> _Directive_
Extract the stretch of lines that starts at the line with "Give me the" and ends at the last line of the data below. Give it exactly, without pictures.

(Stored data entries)
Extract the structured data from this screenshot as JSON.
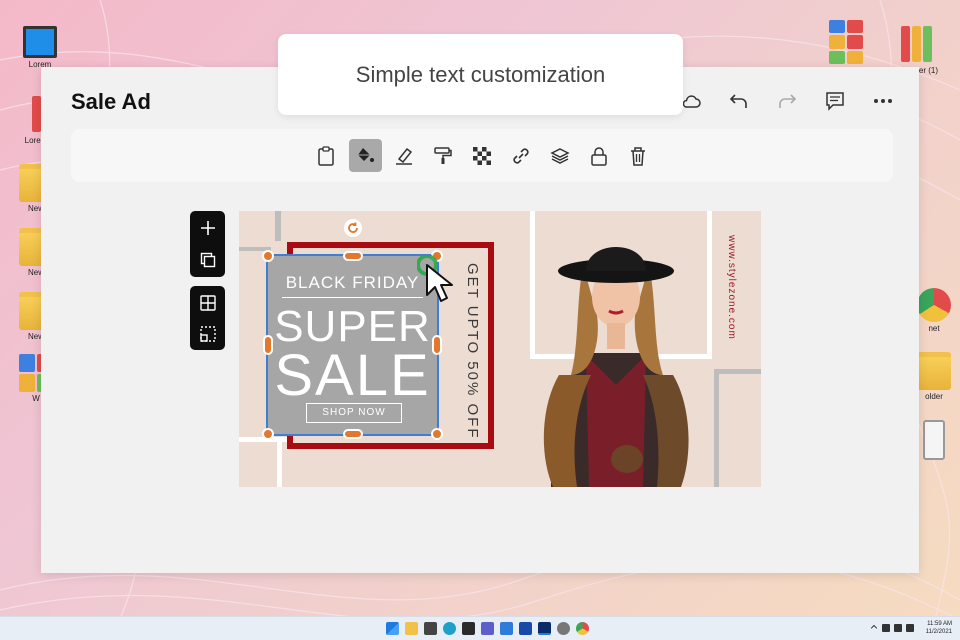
{
  "caption": "Simple text customization",
  "app": {
    "title": "Sale Ad",
    "header_icons": [
      "cloud-icon",
      "undo-icon",
      "redo-icon",
      "comment-icon",
      "more-icon"
    ]
  },
  "toolbar": {
    "tools": [
      "clipboard-icon",
      "fill-bucket-icon",
      "highlighter-icon",
      "paint-roller-icon",
      "transparency-icon",
      "link-icon",
      "layers-icon",
      "lock-icon",
      "trash-icon"
    ],
    "active_tool": "fill-bucket-icon"
  },
  "ad": {
    "black_friday": "BLACK FRIDAY",
    "super": "SUPER",
    "sale": "SALE",
    "shop_now": "SHOP NOW",
    "discount": "GET UPTO 50% OFF",
    "url": "www.stylezone.com",
    "colors": {
      "background": "#eddcd2",
      "frame": "#a80c11",
      "text_box": "#a6a6a6",
      "handle": "#e2782e",
      "selection": "#3c7fd4"
    }
  },
  "desktop": {
    "left_icons": [
      "Lorem",
      "Lorem",
      "New",
      "New",
      "New",
      "W"
    ],
    "right_icons": [
      "",
      "er (1)",
      "net",
      "older",
      ""
    ]
  },
  "taskbar": {
    "time": "11:59 AM",
    "date": "11/2/2021"
  }
}
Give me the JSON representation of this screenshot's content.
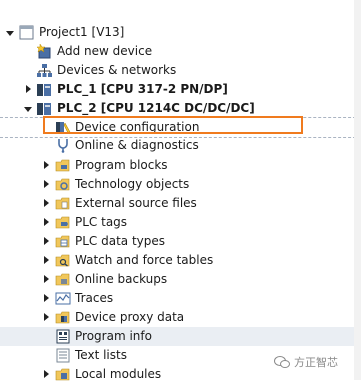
{
  "tree": {
    "project": "Project1 [V13]",
    "add_device": "Add new device",
    "devices_networks": "Devices & networks",
    "plc1": "PLC_1 [CPU 317-2 PN/DP]",
    "plc2": "PLC_2 [CPU 1214C DC/DC/DC]",
    "items": [
      "Device configuration",
      "Online & diagnostics",
      "Program blocks",
      "Technology objects",
      "External source files",
      "PLC tags",
      "PLC data types",
      "Watch and force tables",
      "Online backups",
      "Traces",
      "Device proxy data",
      "Program info",
      "Text lists",
      "Local modules"
    ]
  },
  "watermark": "方正智芯",
  "colors": {
    "highlight_box": "#f07b1e",
    "selected_row": "#eaeef3"
  }
}
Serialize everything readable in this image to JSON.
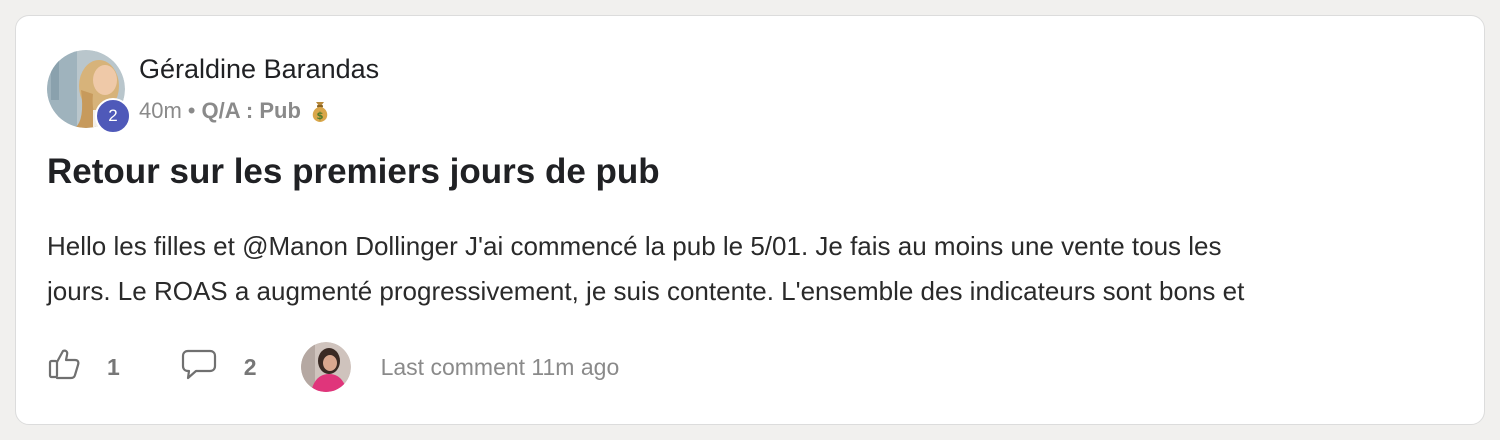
{
  "post": {
    "author": {
      "name": "Géraldine Barandas",
      "level": "2",
      "avatar": "author-avatar-photo"
    },
    "meta": {
      "time": "40m",
      "separator": "•",
      "category": "Q/A : Pub",
      "category_icon": "money-bag-icon"
    },
    "title": "Retour sur les premiers jours de pub",
    "body_lines": [
      "Hello les filles et @Manon Dollinger J'ai commencé la pub le 5/01. Je fais au moins une vente tous les",
      "jours. Le ROAS a augmenté progressivement, je suis contente. L'ensemble des indicateurs sont bons et"
    ],
    "footer": {
      "likes_icon": "thumbs-up-icon",
      "likes": "1",
      "comments_icon": "comment-icon",
      "comments": "2",
      "last_commenter_avatar": "commenter-avatar-photo",
      "last_comment": "Last comment 11m ago"
    }
  },
  "colors": {
    "page_bg": "#f1f0ee",
    "card_bg": "#ffffff",
    "level_badge": "#4f59b9",
    "text_primary": "#202124",
    "text_muted": "#8a8a8a"
  }
}
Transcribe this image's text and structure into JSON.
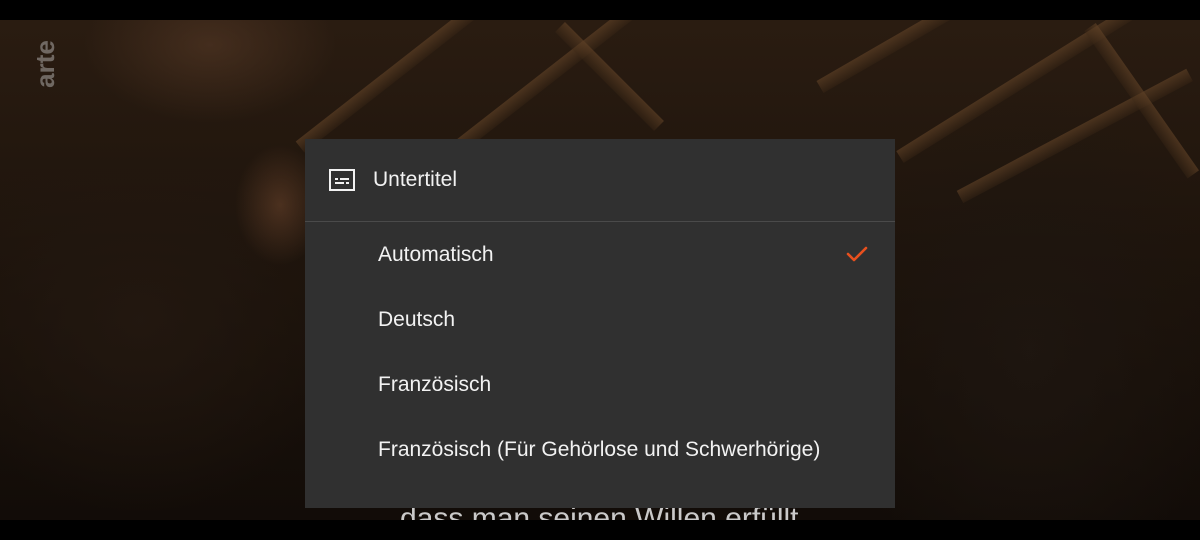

> _Solution for this task_
Give me the JSON representation of this screenshot's content.
{
  "tree": {
    "project": "Project1 [V13]",
    "add_device": "Add new device",
    "devices_networks": "Devices & networks",
    "plc1": "PLC_1 [CPU 317-2 PN/DP]",
    "plc2": "PLC_2 [CPU 1214C DC/DC/DC]",
    "items": [
      "Device configuration",
      "Online & diagnostics",
      "Program blocks",
      "Technology objects",
      "External source files",
      "PLC tags",
      "PLC data types",
      "Watch and force tables",
      "Online backups",
      "Traces",
      "Device proxy data",
      "Program info",
      "Text lists",
      "Local modules"
    ]
  },
  "watermark": "方正智芯",
  "colors": {
    "highlight_box": "#f07b1e",
    "selected_row": "#eaeef3"
  }
}
Serialize everything readable in this image to JSON.
{
  "post": {
    "author": {
      "name": "Géraldine Barandas",
      "level": "2",
      "avatar": "author-avatar-photo"
    },
    "meta": {
      "time": "40m",
      "separator": "•",
      "category": "Q/A : Pub",
      "category_icon": "money-bag-icon"
    },
    "title": "Retour sur les premiers jours de pub",
    "body_lines": [
      "Hello les filles et @Manon Dollinger J'ai commencé la pub le 5/01. Je fais au moins une vente tous les",
      "jours. Le ROAS a augmenté progressivement, je suis contente. L'ensemble des indicateurs sont bons et"
    ],
    "footer": {
      "likes_icon": "thumbs-up-icon",
      "likes": "1",
      "comments_icon": "comment-icon",
      "comments": "2",
      "last_commenter_avatar": "commenter-avatar-photo",
      "last_comment": "Last comment 11m ago"
    }
  },
  "colors": {
    "page_bg": "#f1f0ee",
    "card_bg": "#ffffff",
    "level_badge": "#4f59b9",
    "text_primary": "#202124",
    "text_muted": "#8a8a8a"
  }
}
Transcribe this image's text and structure into JSON.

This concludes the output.